# THE TASK:
Please give the entries again in full and exactly, without any picture.

— START OF INFORMATION SUPPLIED —

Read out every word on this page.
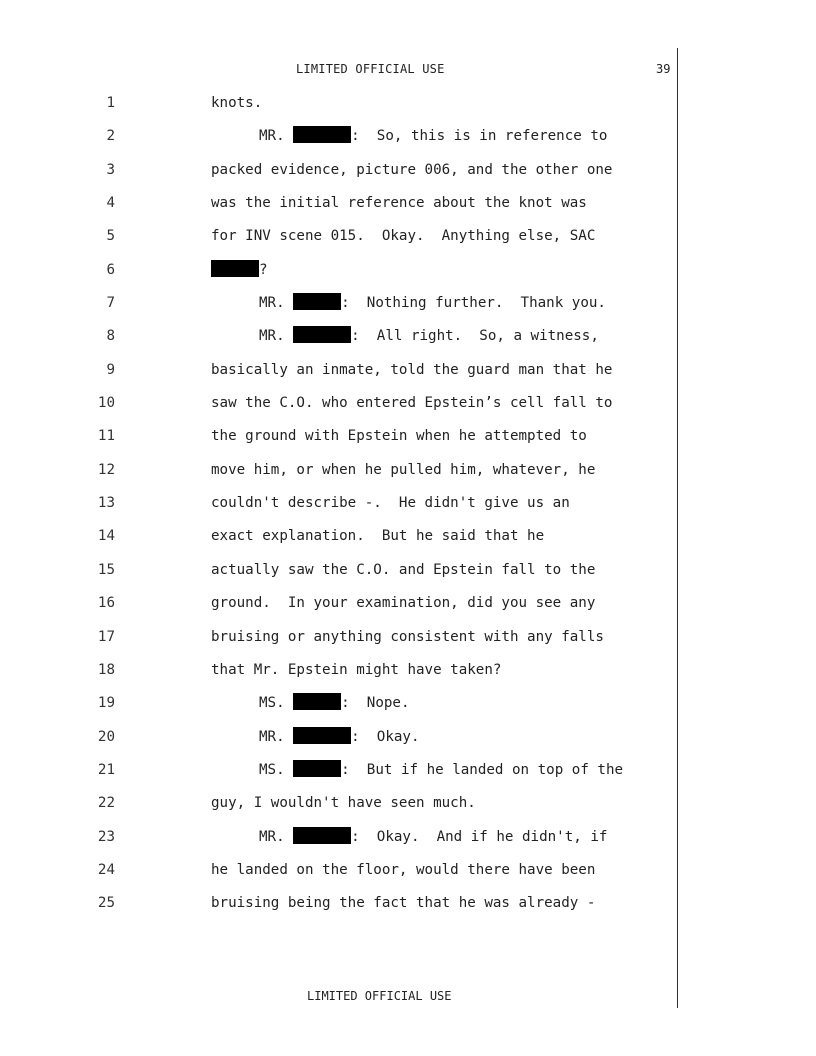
LIMITED OFFICIAL USE	39
1	knots.
2	MR.	:  So, this is in reference to
3	packed evidence, picture 006, and the other one
4	was the initial reference about the knot was
5	for INV scene 015.  Okay.  Anything else, SAC
6	?
7	MR.	:  Nothing further.  Thank you.
8	MR.	:  All right.  So, a witness,
9	basically an inmate, told the guard man that he
10	saw the C.O. who entered Epstein’s cell fall to
11	the ground with Epstein when he attempted to
12	move him, or when he pulled him, whatever, he
13	couldn't describe -.  He didn't give us an
14	exact explanation.  But he said that he
15	actually saw the C.O. and Epstein fall to the
16	ground.  In your examination, did you see any
17	bruising or anything consistent with any falls
18	that Mr. Epstein might have taken?
19	MS.	:  Nope.
20	MR.	:  Okay.
21	MS.	:  But if he landed on top of the
22	guy, I wouldn't have seen much.
23	MR.	:  Okay.  And if he didn't, if
24	he landed on the floor, would there have been
25	bruising being the fact that he was already -
LIMITED OFFICIAL USE
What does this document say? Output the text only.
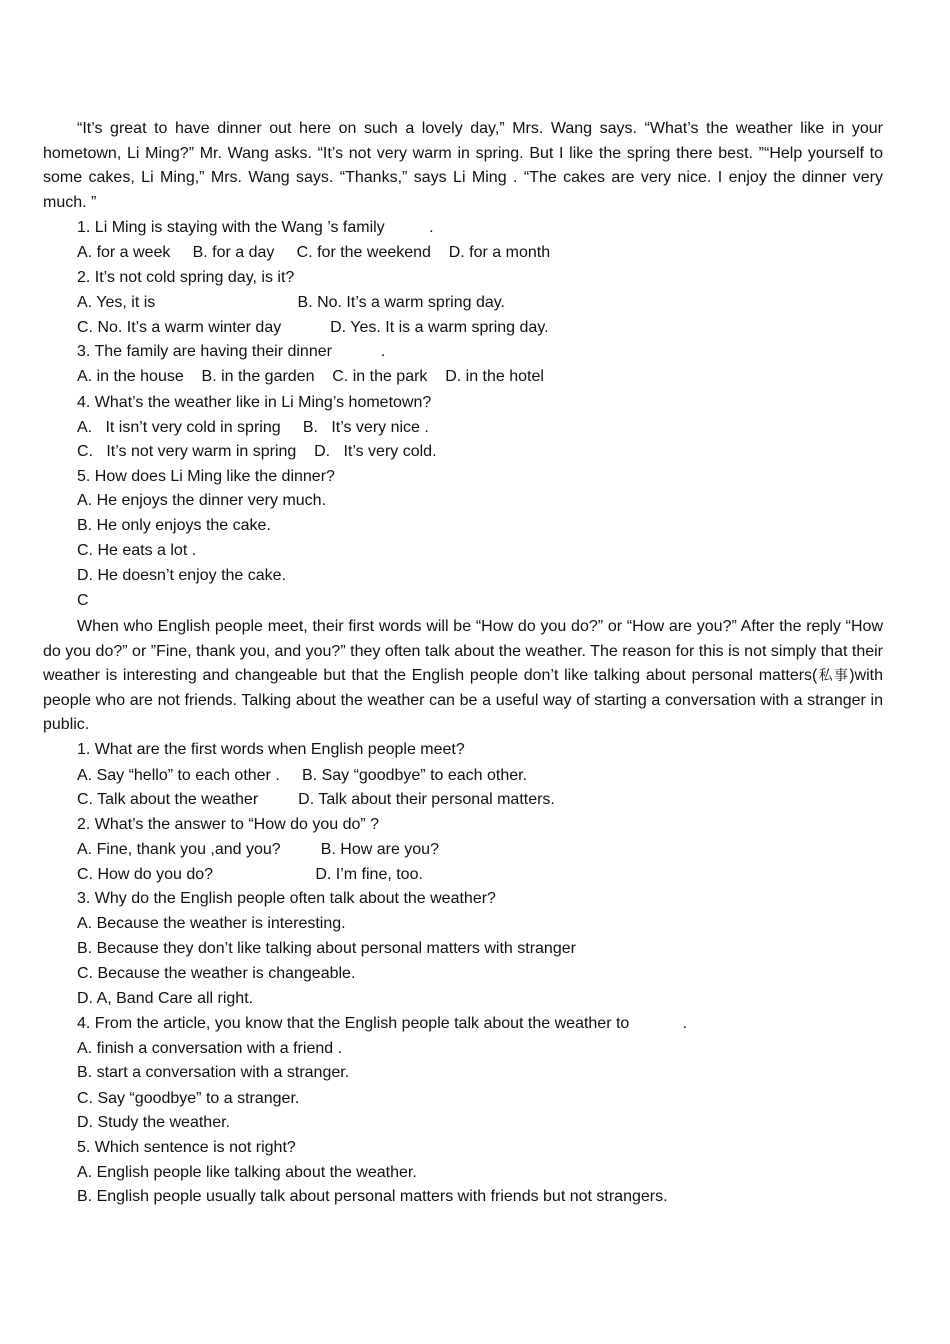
“It’s great to have dinner out here on such a lovely day,” Mrs. Wang says. “What’s the weather like in your hometown, Li Ming?” Mr. Wang asks. “It’s not very warm in spring. But I like the spring there best. ”“Help yourself to some cakes, Li Ming,” Mrs. Wang says. “Thanks,” says Li Ming . “The cakes are very nice. I enjoy the dinner very much. ”

1. Li Ming is staying with the Wang ’s family          .

A. for a week     B. for a day     C. for the weekend    D. for a month

2. It’s not cold spring day, is it?

A. Yes, it is                                B. No. It’s a warm spring day.

C. No. It’s a warm winter day           D. Yes. It is a warm spring day.

3. The family are having their dinner           .

A. in the house    B. in the garden    C. in the park    D. in the hotel

4. What’s the weather like in Li Ming’s hometown?

A.   It isn’t very cold in spring     B.   It’s very nice .

C.   It’s not very warm in spring    D.   It’s very cold.

5. How does Li Ming like the dinner?

A. He enjoys the dinner very much.

B. He only enjoys the cake.

C. He eats a lot .

D. He doesn’t enjoy the cake.

C

When who English people meet, their first words will be “How do you do?” or “How are you?” After the reply “How do you do?” or ”Fine, thank you, and you?” they often talk about the weather. The reason for this is not simply that their weather is interesting and changeable but that the English people don’t like talking about personal matters(私事)with people who are not friends. Talking about the weather can be a useful way of starting a conversation with a stranger in public.

1. What are the first words when English people meet?

A. Say “hello” to each other .     B. Say “goodbye” to each other.

C. Talk about the weather         D. Talk about their personal matters.

2. What’s the answer to “How do you do” ?

A. Fine, thank you ,and you?         B. How are you?

C. How do you do?                       D. I’m fine, too.

3. Why do the English people often talk about the weather?

A. Because the weather is interesting.

B. Because they don’t like talking about personal matters with stranger

C. Because the weather is changeable.

D. A, Band Care all right.

4. From the article, you know that the English people talk about the weather to            .

A. finish a conversation with a friend .

B. start a conversation with a stranger.

C. Say “goodbye” to a stranger.

D. Study the weather.

5. Which sentence is not right?

A. English people like talking about the weather.

B. English people usually talk about personal matters with friends but not strangers.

— END OF INFORMATION SUPPLIED —

# FINAL ANSWER:
Read out every word on this page.
LIMITED OFFICIAL USE	39
1	knots.
2	MR.	:  So, this is in reference to
3	packed evidence, picture 006, and the other one
4	was the initial reference about the knot was
5	for INV scene 015.  Okay.  Anything else, SAC
6	?
7	MR.	:  Nothing further.  Thank you.
8	MR.	:  All right.  So, a witness,
9	basically an inmate, told the guard man that he
10	saw the C.O. who entered Epstein’s cell fall to
11	the ground with Epstein when he attempted to
12	move him, or when he pulled him, whatever, he
13	couldn't describe -.  He didn't give us an
14	exact explanation.  But he said that he
15	actually saw the C.O. and Epstein fall to the
16	ground.  In your examination, did you see any
17	bruising or anything consistent with any falls
18	that Mr. Epstein might have taken?
19	MS.	:  Nope.
20	MR.	:  Okay.
21	MS.	:  But if he landed on top of the
22	guy, I wouldn't have seen much.
23	MR.	:  Okay.  And if he didn't, if
24	he landed on the floor, would there have been
25	bruising being the fact that he was already -
LIMITED OFFICIAL USE
What does this document say? Output the text only.
“It’s great to have dinner out here on such a lovely day,” Mrs. Wang says. “What’s the weather like in your hometown, Li Ming?” Mr. Wang asks. “It’s not very warm in spring. But I like the spring there best. ”“Help yourself to some cakes, Li Ming,” Mrs. Wang says. “Thanks,” says Li Ming . “The cakes are very nice. I enjoy the dinner very much. ”

1. Li Ming is staying with the Wang ’s family          .

A. for a week     B. for a day     C. for the weekend    D. for a month

2. It’s not cold spring day, is it?

A. Yes, it is                                B. No. It’s a warm spring day.

C. No. It’s a warm winter day           D. Yes. It is a warm spring day.

3. The family are having their dinner           .

A. in the house    B. in the garden    C. in the park    D. in the hotel

4. What’s the weather like in Li Ming’s hometown?

A.   It isn’t very cold in spring     B.   It’s very nice .

C.   It’s not very warm in spring    D.   It’s very cold.

5. How does Li Ming like the dinner?

A. He enjoys the dinner very much.

B. He only enjoys the cake.

C. He eats a lot .

D. He doesn’t enjoy the cake.

C

When who English people meet, their first words will be “How do you do?” or “How are you?” After the reply “How do you do?” or ”Fine, thank you, and you?” they often talk about the weather. The reason for this is not simply that their weather is interesting and changeable but that the English people don’t like talking about personal matters(私事)with people who are not friends. Talking about the weather can be a useful way of starting a conversation with a stranger in public.

1. What are the first words when English people meet?

A. Say “hello” to each other .     B. Say “goodbye” to each other.

C. Talk about the weather         D. Talk about their personal matters.

2. What’s the answer to “How do you do” ?

A. Fine, thank you ,and you?         B. How are you?

C. How do you do?                       D. I’m fine, too.

3. Why do the English people often talk about the weather?

A. Because the weather is interesting.

B. Because they don’t like talking about personal matters with stranger

C. Because the weather is changeable.

D. A, Band Care all right.

4. From the article, you know that the English people talk about the weather to            .

A. finish a conversation with a friend .

B. start a conversation with a stranger.

C. Say “goodbye” to a stranger.

D. Study the weather.

5. Which sentence is not right?

A. English people like talking about the weather.

B. English people usually talk about personal matters with friends but not strangers.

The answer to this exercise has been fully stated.